## START DATA ROWS

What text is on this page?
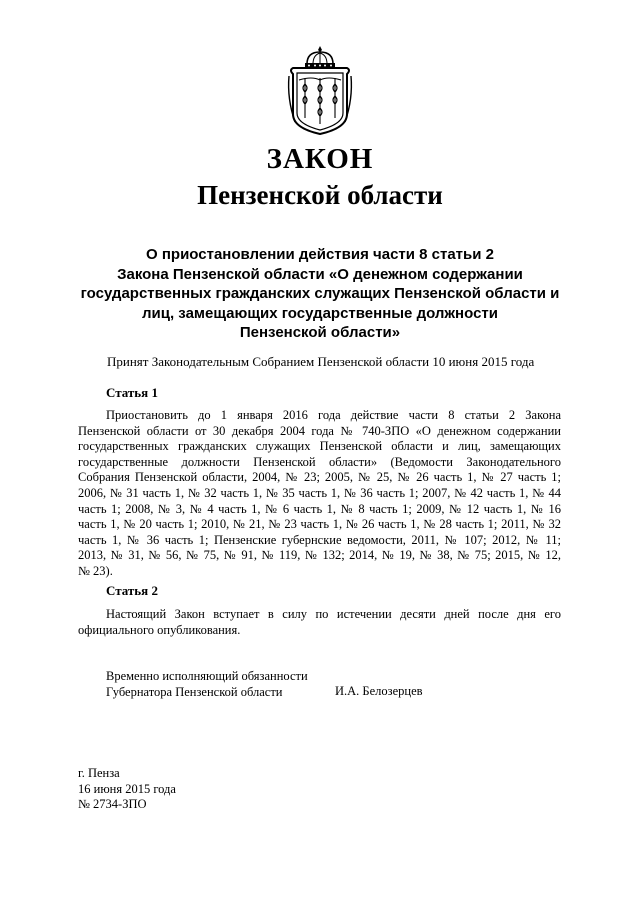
ЗАКОН
Пензенской области
О приостановлении действия части 8 статьи 2
Закона Пензенской области «О денежном содержании
государственных гражданских служащих Пензенской области и
лиц, замещающих государственные должности
Пензенской области»
Принят Законодательным Собранием Пензенской области 10 июня 2015 года
Статья 1
Приостановить до 1 января 2016 года действие части 8 статьи 2 Закона
Пензенской области от 30 декабря 2004 года № 740-ЗПО «О денежном содержании
государственных гражданских служащих Пензенской области и лиц, замещающих
государственные должности Пензенской области» (Ведомости Законодательного
Собрания Пензенской области, 2004, № 23; 2005, № 25, № 26 часть 1, № 27 часть 1;
2006, № 31 часть 1, № 32 часть 1, № 35 часть 1, № 36 часть 1; 2007, № 42 часть 1, № 44
часть 1; 2008, № 3, № 4 часть 1, № 6 часть 1, № 8 часть 1; 2009, № 12 часть 1, № 16
часть 1, № 20 часть 1; 2010, № 21, № 23 часть 1, № 26 часть 1, № 28 часть 1; 2011, № 32
часть 1, № 36 часть 1; Пензенские губернские ведомости, 2011, № 107; 2012, № 11;
2013, № 31, № 56, № 75, № 91, № 119, № 132; 2014, № 19, № 38, № 75; 2015, № 12,
№ 23).
Статья 2
Настоящий Закон вступает в силу по истечении десяти дней после дня его
официального опубликования.
Временно исполняющий обязанности
Губернатора Пензенской области	И.А. Белозерцев
г. Пенза
16 июня 2015 года
№ 2734-ЗПО
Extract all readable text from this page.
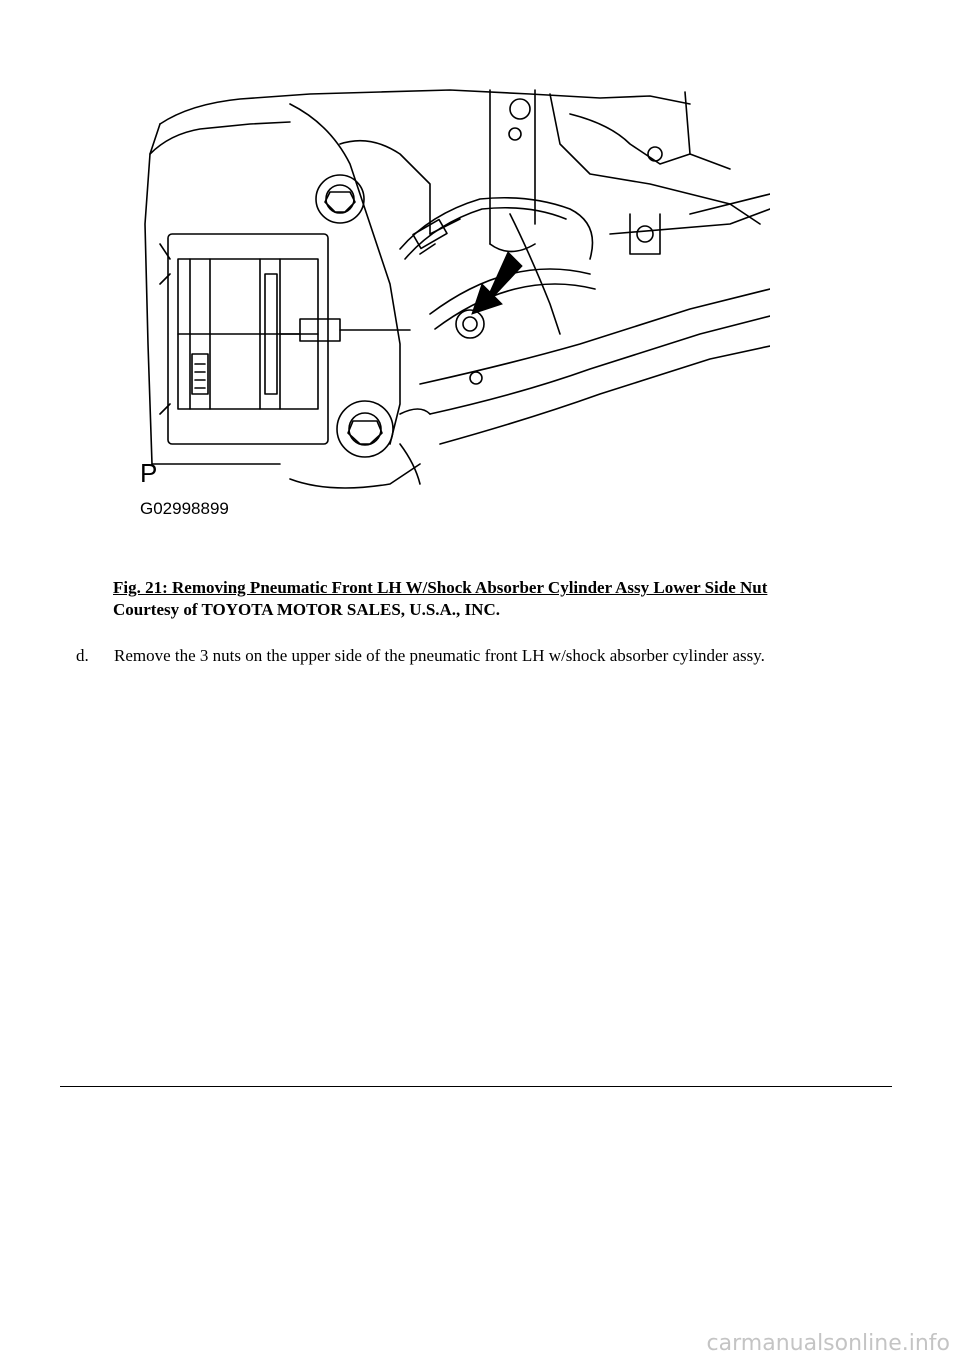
P
G02998899
Fig. 21: Removing Pneumatic Front LH W/Shock Absorber Cylinder Assy Lower Side Nut
Courtesy of TOYOTA MOTOR SALES, U.S.A., INC.
d. Remove the 3 nuts on the upper side of the pneumatic front LH w/shock absorber cylinder assy.
carmanualsonline.info
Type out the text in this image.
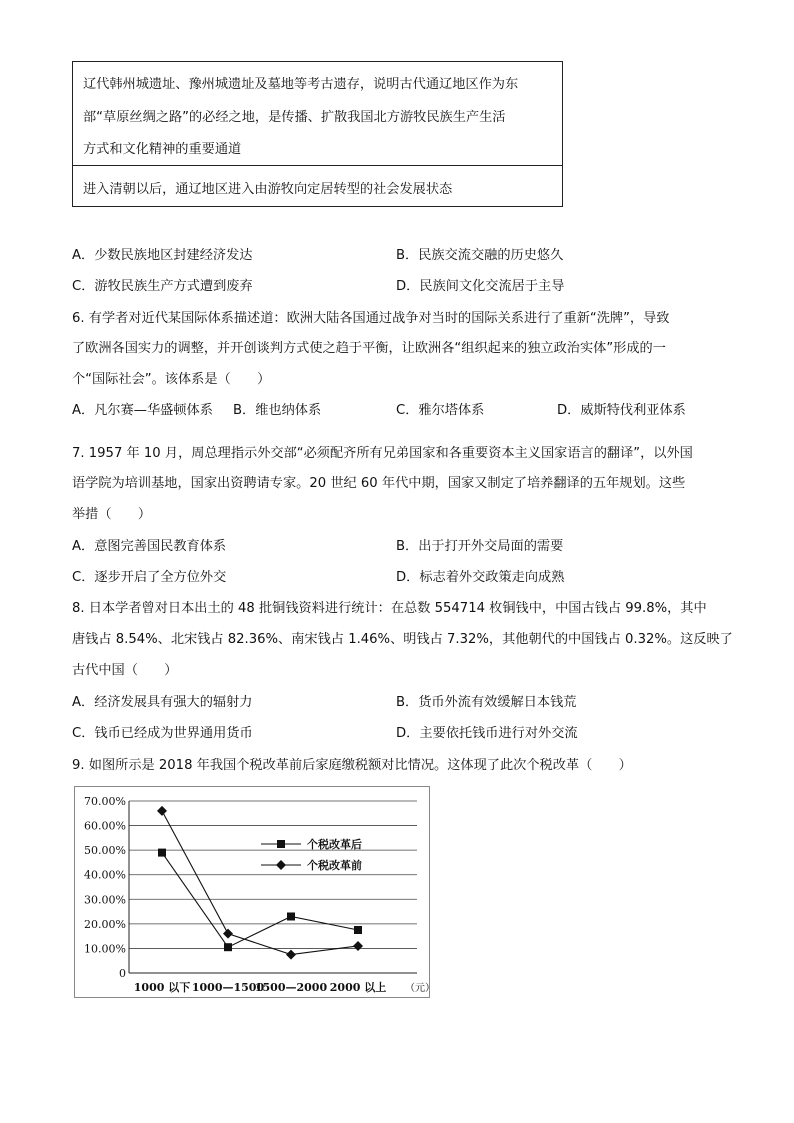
辽代韩州城遗址、豫州城遗址及墓地等考古遗存，说明古代通辽地区作为东
部“草原丝绸之路”的必经之地，是传播、扩散我国北方游牧民族生产生活
方式和文化精神的重要通道
进入清朝以后，通辽地区进入由游牧向定居转型的社会发展状态
A．少数民族地区封建经济发达	B．民族交流交融的历史悠久
C．游牧民族生产方式遭到废弃	D．民族间文化交流居于主导
6. 有学者对近代某国际体系描述道：欧洲大陆各国通过战争对当时的国际关系进行了重新“洗牌”，导致
了欧洲各国实力的调整，并开创谈判方式使之趋于平衡，让欧洲各“组织起来的独立政治实体”形成的一
个“国际社会”。该体系是（　　）
A．凡尔赛—华盛顿体系 B．维也纳体系	C．雅尔塔体系	D．威斯特伐利亚体系
7. 1957 年 10 月，周总理指示外交部“必须配齐所有兄弟国家和各重要资本主义国家语言的翻译”，以外国
语学院为培训基地，国家出资聘请专家。20 世纪 60 年代中期，国家又制定了培养翻译的五年规划。这些
举措（　　）
A．意图完善国民教育体系	B．出于打开外交局面的需要
C．逐步开启了全方位外交	D．标志着外交政策走向成熟
8. 日本学者曾对日本出土的 48 批铜钱资料进行统计：在总数 554714 枚铜钱中，中国古钱占 99.8%，其中
唐钱占 8.54%、北宋钱占 82.36%、南宋钱占 1.46%、明钱占 7.32%，其他朝代的中国钱占 0.32%。这反映了
古代中国（　　）
A．经济发展具有强大的辐射力	B．货币外流有效缓解日本钱荒
C．钱币已经成为世界通用货币	D．主要依托钱币进行对外交流
9. 如图所示是 2018 年我国个税改革前后家庭缴税额对比情况。这体现了此次个税改革（　　）
0
10.00%
20.00%
30.00%
40.00%
50.00%
60.00%
70.00%
1000 以下 1000—1500
1500—2000 2000 以上 （元）
个税改革后
个税改革前
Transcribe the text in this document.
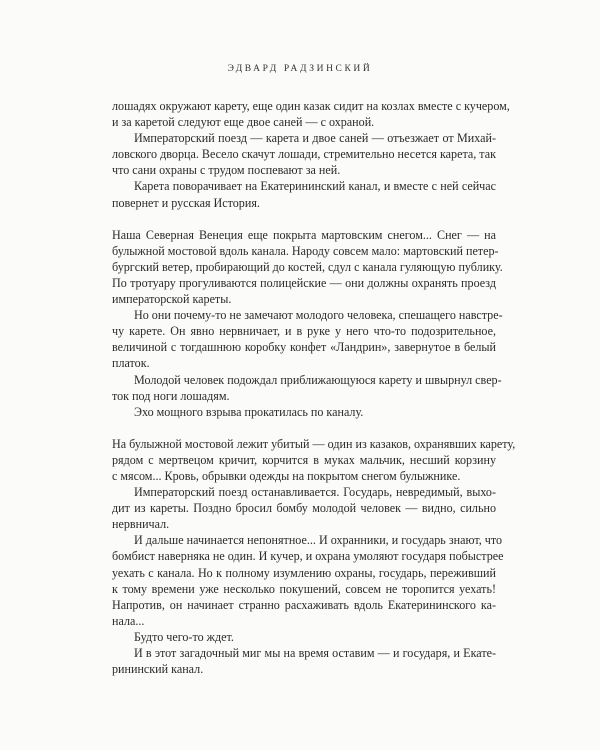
ЭДВАРД РАДЗИНСКИЙ
лошадях окружают карету, еще один казак сидит на козлах вместе с кучером,
и за каретой следуют еще двое саней — с охраной.
Императорский поезд — карета и двое саней — отъезжает от Михай-
ловского дворца. Весело скачут лошади, стремительно несется карета, так
что сани охраны с трудом поспевают за ней.
Карета поворачивает на Екатерининский канал, и вместе с ней сейчас
повернет и русская История.
Наша Северная Венеция еще покрыта мартовским снегом... Снег — на
булыжной мостовой вдоль канала. Народу совсем мало: мартовский петер-
бургский ветер, пробирающий до костей, сдул с канала гуляющую публику.
По тротуару прогуливаются полицейские — они должны охранять проезд
императорской кареты.
Но они почему-то не замечают молодого человека, спешащего навстре-
чу карете. Он явно нервничает, и в руке у него что-то подозрительное,
величиной с тогдашнюю коробку конфет «Ландрин», завернутое в белый
платок.
Молодой человек подождал приближающуюся карету и швырнул свер-
ток под ноги лошадям.
Эхо мощного взрыва прокатилась по каналу.
На булыжной мостовой лежит убитый — один из казаков, охранявших карету,
рядом с мертвецом кричит, корчится в муках мальчик, несший корзину
с мясом... Кровь, обрывки одежды на покрытом снегом булыжнике.
Императорский поезд останавливается. Государь, невредимый, выхо-
дит из кареты. Поздно бросил бомбу молодой человек — видно, сильно
нервничал.
И дальше начинается непонятное... И охранники, и государь знают, что
бомбист наверняка не один. И кучер, и охрана умоляют государя побыстрее
уехать с канала. Но к полному изумлению охраны, государь, переживший
к тому времени уже несколько покушений, совсем не торопится уехать!
Напротив, он начинает странно расхаживать вдоль Екатерининского ка-
нала...
Будто чего-то ждет.
И в этот загадочный миг мы на время оставим — и государя, и Екате-
рининский канал.
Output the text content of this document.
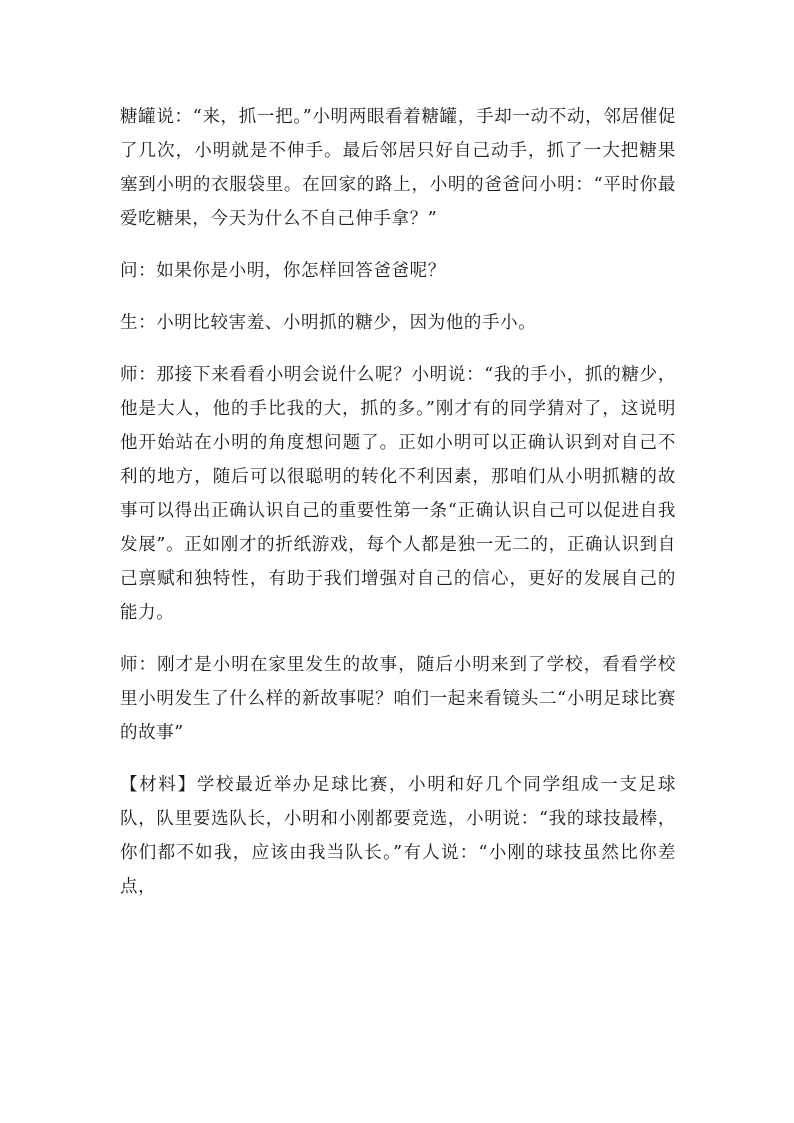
糖罐说：“来，抓一把。”小明两眼看着糖罐，手却一动不动，邻居催促了几次，小明就是不伸手。最后邻居只好自己动手，抓了一大把糖果塞到小明的衣服袋里。在回家的路上，小明的爸爸问小明：“平时你最爱吃糖果，今天为什么不自己伸手拿？”

问：如果你是小明，你怎样回答爸爸呢？

生：小明比较害羞、小明抓的糖少，因为他的手小。

师：那接下来看看小明会说什么呢？小明说：“我的手小，抓的糖少，他是大人，他的手比我的大，抓的多。”刚才有的同学猜对了，这说明他开始站在小明的角度想问题了。正如小明可以正确认识到对自己不利的地方，随后可以很聪明的转化不利因素，那咱们从小明抓糖的故事可以得出正确认识自己的重要性第一条“正确认识自己可以促进自我发展”。正如刚才的折纸游戏，每个人都是独一无二的，正确认识到自己禀赋和独特性，有助于我们增强对自己的信心，更好的发展自己的能力。

师：刚才是小明在家里发生的故事，随后小明来到了学校，看看学校里小明发生了什么样的新故事呢？咱们一起来看镜头二“小明足球比赛的故事”

【材料】学校最近举办足球比赛，小明和好几个同学组成一支足球队，队里要选队长，小明和小刚都要竞选，小明说：“我的球技最棒，你们都不如我，应该由我当队长。”有人说：“小刚的球技虽然比你差点，
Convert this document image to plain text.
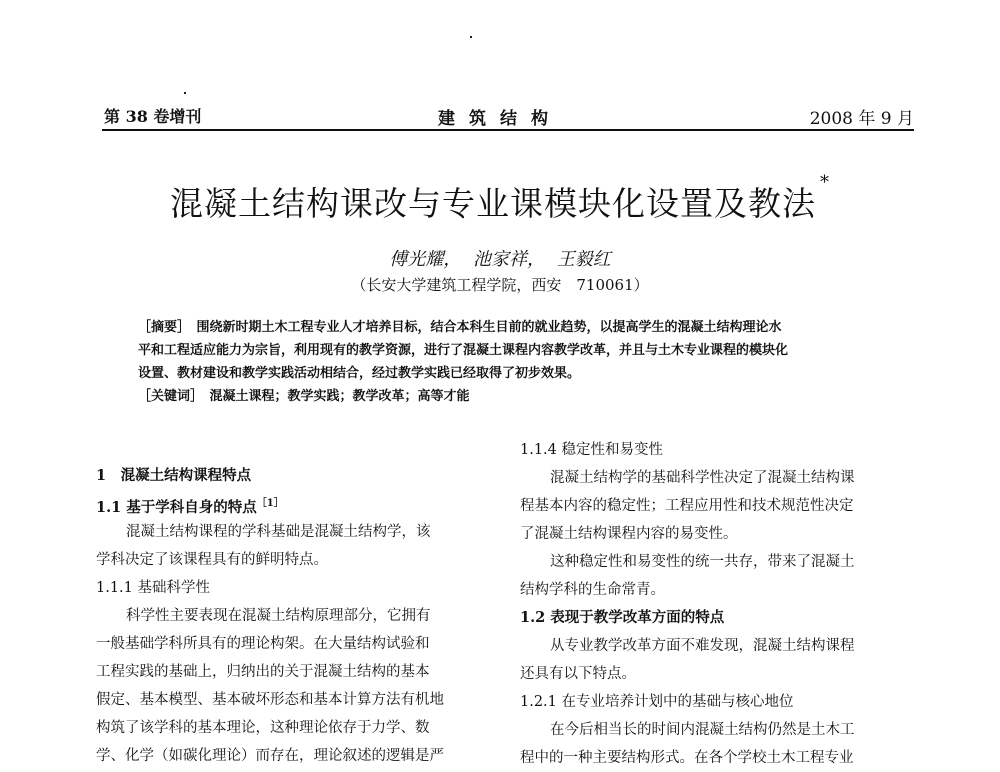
第 38 卷增刊	建筑结构	2008 年 9 月
混凝土结构课改与专业课模块化设置及教法*
傅光耀， 池家祥， 王毅红
（长安大学建筑工程学院，西安　710061）
［摘要］　 围绕新时期土木工程专业人才培养目标，结合本科生目前的就业趋势，以提高学生的混凝土结构理论水
平和工程适应能力为宗旨，利用现有的教学资源，进行了混凝土课程内容教学改革，并且与土木专业课程的模块化
设置、教材建设和教学实践活动相结合，经过教学实践已经取得了初步效果。
［关键词］　 混凝土课程；教学实践；教学改革；高等才能
1　混凝土结构课程特点
1.1 基于学科自身的特点$^{[1]}$
混凝土结构课程的学科基础是混凝土结构学，该
学科决定了该课程具有的鲜明特点。
1.1.1 基础科学性
科学性主要表现在混凝土结构原理部分，它拥有
一般基础学科所具有的理论构架。在大量结构试验和
工程实践的基础上，归纳出的关于混凝土结构的基本
假定、基本模型、基本破坏形态和基本计算方法有机地
构筑了该学科的基本理论，这种理论依存于力学、数
学、化学（如碳化理论）而存在，理论叙述的逻辑是严
1.1.4 稳定性和易变性
混凝土结构学的基础科学性决定了混凝土结构课
程基本内容的稳定性；工程应用性和技术规范性决定
了混凝土结构课程内容的易变性。
这种稳定性和易变性的统一共存，带来了混凝土
结构学科的生命常青。
1.2 表现于教学改革方面的特点
从专业教学改革方面不难发现，混凝土结构课程
还具有以下特点。
1.2.1 在专业培养计划中的基础与核心地位
在今后相当长的时间内混凝土结构仍然是土木工
程中的一种主要结构形式。在各个学校土木工程专业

## END DATA ROWS

• _SHORT EXERCISE_
Find each line holding "государственные". Copy it out.

• _WORKED ANSWER_
лиц, замещающих государственные должности
государственные должности Пензенской области» (Ведомости Законодательного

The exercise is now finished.